> Short problem
Extract each line bearing the word "церкви".

(Extracted data entries)
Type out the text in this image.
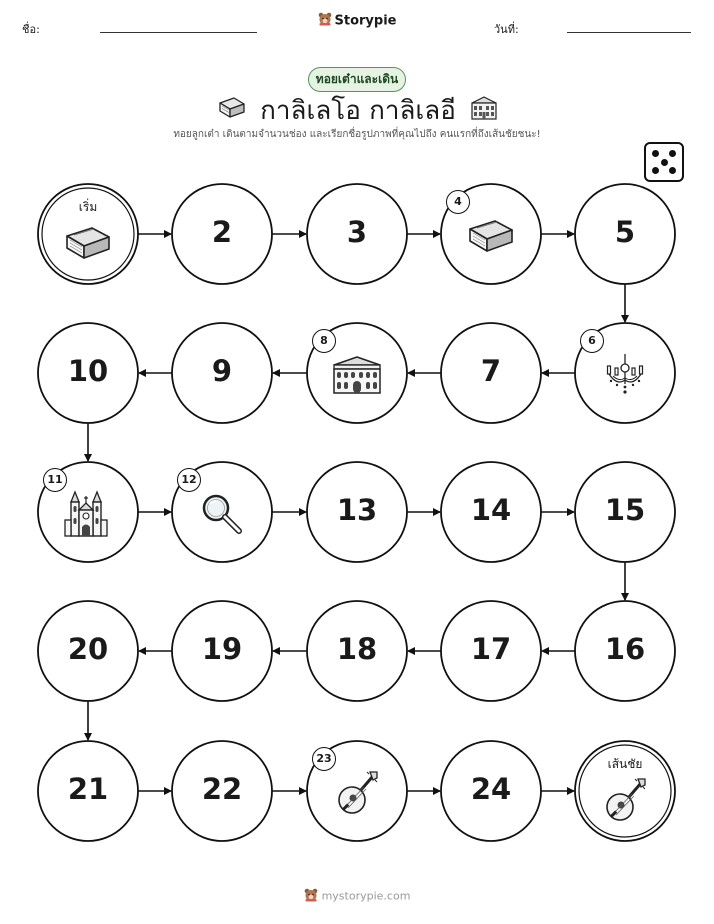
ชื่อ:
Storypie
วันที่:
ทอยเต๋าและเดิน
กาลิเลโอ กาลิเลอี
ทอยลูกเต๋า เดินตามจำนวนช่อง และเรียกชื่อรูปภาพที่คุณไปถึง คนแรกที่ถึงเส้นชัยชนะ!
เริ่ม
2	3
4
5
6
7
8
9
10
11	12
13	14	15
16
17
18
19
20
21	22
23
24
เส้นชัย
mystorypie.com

...

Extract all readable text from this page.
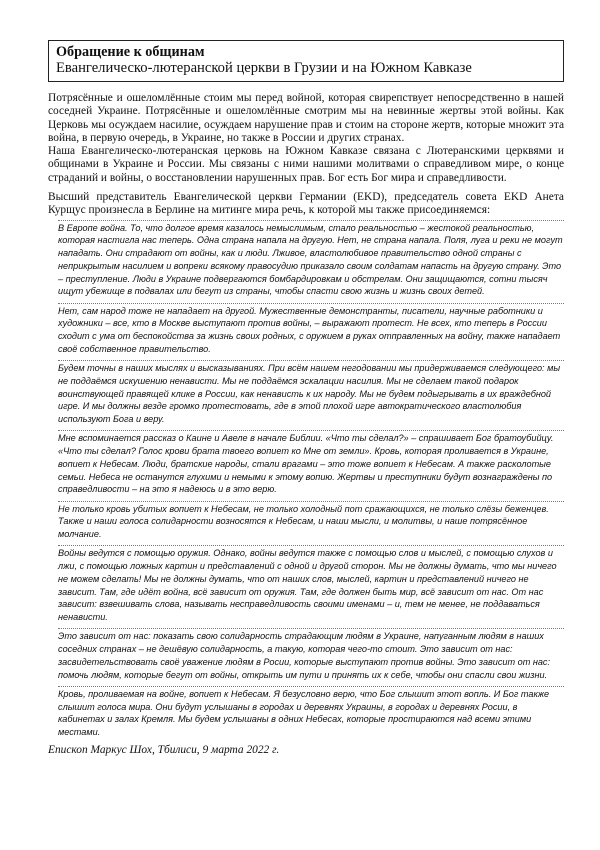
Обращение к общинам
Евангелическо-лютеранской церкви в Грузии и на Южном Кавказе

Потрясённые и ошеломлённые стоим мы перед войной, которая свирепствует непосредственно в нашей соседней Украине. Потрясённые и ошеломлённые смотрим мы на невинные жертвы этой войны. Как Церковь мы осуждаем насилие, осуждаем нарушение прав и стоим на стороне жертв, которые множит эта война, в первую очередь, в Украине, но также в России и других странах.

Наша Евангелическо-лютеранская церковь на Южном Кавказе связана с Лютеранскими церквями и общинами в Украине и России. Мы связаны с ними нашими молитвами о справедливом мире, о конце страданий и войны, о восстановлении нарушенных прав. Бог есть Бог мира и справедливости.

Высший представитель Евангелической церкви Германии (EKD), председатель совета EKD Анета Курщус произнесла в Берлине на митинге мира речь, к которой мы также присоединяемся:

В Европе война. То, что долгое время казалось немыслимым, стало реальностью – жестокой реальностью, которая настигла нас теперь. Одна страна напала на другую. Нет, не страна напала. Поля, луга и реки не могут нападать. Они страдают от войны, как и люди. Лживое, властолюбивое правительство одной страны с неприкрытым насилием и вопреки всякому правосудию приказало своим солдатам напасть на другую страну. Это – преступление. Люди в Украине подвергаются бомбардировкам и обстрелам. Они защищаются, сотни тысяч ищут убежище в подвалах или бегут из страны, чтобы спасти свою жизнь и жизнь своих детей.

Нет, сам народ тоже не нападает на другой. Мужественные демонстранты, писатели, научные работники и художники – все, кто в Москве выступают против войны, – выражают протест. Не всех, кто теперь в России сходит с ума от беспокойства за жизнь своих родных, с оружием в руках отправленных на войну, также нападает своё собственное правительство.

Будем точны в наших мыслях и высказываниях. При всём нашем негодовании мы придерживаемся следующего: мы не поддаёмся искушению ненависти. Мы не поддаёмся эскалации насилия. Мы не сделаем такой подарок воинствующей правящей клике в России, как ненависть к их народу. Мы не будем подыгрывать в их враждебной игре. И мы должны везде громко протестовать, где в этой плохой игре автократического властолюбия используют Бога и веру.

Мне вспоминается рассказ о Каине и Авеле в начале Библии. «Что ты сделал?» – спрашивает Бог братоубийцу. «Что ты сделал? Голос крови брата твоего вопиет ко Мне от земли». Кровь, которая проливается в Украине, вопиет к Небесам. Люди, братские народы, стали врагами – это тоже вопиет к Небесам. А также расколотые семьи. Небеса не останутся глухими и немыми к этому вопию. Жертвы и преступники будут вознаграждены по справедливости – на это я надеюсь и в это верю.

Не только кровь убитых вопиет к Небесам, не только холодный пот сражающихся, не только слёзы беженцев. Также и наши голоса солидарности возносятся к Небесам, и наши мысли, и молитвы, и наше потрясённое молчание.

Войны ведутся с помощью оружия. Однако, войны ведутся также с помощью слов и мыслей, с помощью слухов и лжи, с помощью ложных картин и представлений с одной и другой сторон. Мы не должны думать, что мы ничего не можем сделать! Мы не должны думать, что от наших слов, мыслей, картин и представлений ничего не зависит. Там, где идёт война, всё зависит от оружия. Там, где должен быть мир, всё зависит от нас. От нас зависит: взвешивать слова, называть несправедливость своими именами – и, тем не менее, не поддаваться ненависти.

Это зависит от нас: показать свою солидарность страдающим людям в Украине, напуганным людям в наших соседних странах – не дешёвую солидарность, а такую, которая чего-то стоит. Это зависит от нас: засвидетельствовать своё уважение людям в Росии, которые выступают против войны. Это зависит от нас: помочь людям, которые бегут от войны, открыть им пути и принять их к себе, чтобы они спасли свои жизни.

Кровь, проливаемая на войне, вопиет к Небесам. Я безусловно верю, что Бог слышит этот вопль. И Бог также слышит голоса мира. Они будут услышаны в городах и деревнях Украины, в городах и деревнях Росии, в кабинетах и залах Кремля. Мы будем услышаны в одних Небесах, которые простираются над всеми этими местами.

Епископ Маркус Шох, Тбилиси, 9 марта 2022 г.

--

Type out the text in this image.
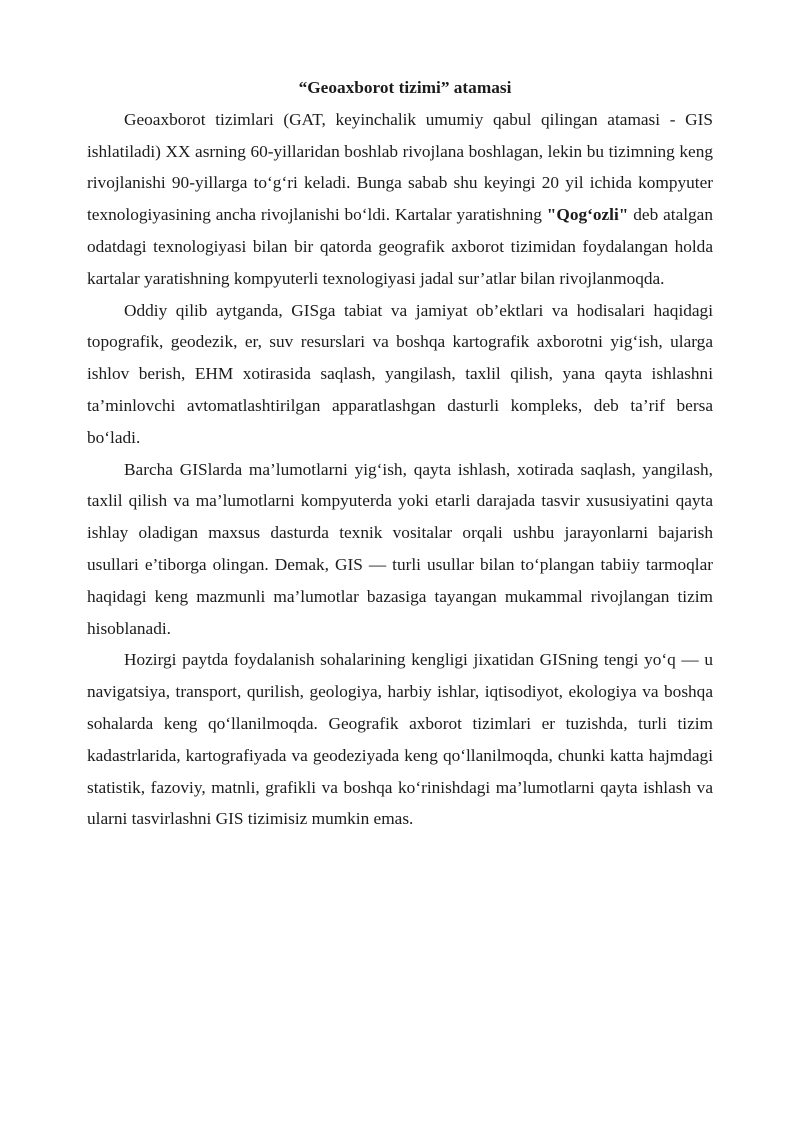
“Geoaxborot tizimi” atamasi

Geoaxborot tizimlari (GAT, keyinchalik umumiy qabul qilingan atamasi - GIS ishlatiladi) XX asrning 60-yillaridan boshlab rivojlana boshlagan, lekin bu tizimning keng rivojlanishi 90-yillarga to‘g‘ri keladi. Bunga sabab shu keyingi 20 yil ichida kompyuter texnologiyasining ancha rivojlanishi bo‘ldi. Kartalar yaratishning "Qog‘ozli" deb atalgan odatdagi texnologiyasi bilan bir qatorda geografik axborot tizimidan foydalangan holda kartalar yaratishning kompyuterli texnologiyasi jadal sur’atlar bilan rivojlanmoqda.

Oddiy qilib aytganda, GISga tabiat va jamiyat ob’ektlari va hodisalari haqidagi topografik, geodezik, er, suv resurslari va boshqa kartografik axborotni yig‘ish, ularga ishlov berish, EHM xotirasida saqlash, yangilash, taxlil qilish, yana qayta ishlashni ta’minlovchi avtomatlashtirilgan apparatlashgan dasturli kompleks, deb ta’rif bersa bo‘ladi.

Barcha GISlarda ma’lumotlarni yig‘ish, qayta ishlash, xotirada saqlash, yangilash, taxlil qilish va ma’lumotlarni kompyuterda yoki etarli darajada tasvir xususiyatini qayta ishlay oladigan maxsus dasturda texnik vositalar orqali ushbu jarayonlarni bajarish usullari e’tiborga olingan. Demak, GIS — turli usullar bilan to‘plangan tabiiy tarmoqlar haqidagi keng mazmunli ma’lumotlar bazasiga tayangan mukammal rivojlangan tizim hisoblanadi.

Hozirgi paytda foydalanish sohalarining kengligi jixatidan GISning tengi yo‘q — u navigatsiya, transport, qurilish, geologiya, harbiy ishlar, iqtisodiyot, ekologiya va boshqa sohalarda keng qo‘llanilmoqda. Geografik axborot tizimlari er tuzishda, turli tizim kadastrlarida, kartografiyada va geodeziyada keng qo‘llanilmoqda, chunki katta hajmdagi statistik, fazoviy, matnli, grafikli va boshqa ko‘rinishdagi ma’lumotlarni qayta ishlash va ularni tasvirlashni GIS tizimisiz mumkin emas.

> Response to this exercise
Евангелическо-лютеранской церкви в Грузии и на Южном Кавказе
Высший представитель Евангелической церкви Германии (EKD), председатель совета EKD Анета Курщус произнесла в Берлине на митинге мира речь, к которой мы также присоединяемся:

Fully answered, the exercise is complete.